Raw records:
****
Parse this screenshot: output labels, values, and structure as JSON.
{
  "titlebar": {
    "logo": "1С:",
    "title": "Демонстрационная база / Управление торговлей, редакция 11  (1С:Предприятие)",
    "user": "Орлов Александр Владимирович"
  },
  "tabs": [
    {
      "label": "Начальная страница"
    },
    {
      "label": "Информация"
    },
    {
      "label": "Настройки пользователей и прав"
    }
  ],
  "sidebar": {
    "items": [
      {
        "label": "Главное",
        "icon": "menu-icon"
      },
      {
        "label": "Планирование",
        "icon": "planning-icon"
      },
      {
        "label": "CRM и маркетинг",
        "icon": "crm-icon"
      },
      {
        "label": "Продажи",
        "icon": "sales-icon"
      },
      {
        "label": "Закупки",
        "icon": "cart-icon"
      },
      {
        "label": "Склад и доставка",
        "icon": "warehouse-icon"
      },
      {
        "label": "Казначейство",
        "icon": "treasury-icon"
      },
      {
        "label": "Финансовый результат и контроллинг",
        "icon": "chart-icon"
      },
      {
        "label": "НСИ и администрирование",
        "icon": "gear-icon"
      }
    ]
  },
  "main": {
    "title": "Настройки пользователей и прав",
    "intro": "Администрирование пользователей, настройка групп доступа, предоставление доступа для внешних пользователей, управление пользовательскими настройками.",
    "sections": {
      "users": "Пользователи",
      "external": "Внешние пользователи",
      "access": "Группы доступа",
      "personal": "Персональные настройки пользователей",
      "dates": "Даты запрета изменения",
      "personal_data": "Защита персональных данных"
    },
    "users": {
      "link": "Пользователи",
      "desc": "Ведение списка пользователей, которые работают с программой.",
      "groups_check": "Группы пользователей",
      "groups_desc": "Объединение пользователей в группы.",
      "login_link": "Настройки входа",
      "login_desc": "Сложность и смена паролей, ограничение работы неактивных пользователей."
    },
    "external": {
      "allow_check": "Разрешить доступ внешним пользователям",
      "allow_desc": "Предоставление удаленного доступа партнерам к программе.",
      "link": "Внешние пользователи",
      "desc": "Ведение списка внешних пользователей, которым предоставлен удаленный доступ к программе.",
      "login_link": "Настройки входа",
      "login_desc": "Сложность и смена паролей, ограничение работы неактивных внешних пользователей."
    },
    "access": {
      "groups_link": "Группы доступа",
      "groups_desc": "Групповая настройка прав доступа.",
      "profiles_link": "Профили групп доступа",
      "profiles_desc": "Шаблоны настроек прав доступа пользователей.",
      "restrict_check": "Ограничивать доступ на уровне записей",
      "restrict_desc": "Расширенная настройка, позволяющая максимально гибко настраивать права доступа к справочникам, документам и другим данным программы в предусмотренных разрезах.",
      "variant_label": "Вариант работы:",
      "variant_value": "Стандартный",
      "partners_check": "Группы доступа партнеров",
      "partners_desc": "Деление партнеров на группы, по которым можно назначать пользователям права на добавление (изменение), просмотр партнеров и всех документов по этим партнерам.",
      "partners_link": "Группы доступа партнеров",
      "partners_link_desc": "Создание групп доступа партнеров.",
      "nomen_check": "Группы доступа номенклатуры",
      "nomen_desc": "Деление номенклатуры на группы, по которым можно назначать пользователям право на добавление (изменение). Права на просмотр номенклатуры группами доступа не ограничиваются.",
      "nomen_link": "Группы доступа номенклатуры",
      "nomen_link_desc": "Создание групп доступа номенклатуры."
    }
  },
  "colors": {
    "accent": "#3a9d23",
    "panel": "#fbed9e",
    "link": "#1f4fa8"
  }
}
****
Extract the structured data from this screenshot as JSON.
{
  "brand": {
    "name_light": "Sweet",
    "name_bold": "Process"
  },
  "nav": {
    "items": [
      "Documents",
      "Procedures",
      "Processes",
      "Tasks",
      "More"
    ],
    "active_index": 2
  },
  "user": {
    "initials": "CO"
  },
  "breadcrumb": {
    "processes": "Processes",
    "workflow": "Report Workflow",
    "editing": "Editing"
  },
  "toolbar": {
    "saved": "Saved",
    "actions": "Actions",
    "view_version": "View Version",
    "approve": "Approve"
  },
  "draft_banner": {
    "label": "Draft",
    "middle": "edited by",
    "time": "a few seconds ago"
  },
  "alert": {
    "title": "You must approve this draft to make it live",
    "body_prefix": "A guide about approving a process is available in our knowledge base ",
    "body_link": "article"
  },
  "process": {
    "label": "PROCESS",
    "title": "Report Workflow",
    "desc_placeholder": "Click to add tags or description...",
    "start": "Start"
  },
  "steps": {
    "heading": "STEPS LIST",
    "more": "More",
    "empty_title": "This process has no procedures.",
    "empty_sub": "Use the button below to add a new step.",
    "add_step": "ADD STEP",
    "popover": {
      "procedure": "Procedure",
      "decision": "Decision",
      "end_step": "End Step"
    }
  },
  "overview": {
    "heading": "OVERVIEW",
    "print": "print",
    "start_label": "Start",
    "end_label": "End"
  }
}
****
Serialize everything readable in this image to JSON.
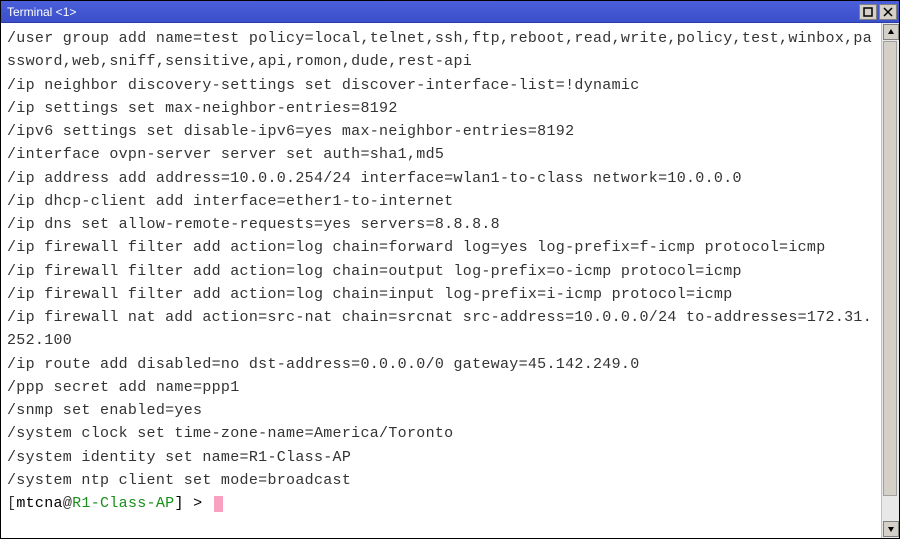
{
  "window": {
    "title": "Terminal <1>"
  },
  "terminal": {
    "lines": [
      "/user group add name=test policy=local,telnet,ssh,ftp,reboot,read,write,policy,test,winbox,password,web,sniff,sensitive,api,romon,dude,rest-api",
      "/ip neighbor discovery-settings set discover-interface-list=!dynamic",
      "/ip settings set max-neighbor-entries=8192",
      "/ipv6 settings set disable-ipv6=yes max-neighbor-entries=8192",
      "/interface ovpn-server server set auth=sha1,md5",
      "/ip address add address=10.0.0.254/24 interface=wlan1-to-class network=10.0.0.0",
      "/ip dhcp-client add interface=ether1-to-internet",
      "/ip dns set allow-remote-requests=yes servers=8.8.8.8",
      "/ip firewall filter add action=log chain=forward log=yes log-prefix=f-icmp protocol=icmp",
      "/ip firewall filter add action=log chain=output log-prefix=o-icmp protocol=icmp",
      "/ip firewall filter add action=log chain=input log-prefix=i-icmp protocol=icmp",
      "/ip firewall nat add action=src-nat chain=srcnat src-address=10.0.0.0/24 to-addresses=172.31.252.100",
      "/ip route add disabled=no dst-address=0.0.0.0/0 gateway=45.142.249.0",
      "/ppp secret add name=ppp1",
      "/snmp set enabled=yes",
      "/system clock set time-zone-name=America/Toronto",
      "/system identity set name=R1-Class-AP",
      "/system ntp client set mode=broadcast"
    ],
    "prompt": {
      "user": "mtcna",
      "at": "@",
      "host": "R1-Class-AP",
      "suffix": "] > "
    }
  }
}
****
• **Exercise**
Show each line of the data that contains the string "neighbor".

• **Written answer**
      "/ip neighbor discovery-settings set discover-interface-list=!dynamic",
      "/ip settings set max-neighbor-entries=8192",
      "/ipv6 settings set disable-ipv6=yes max-neighbor-entries=8192",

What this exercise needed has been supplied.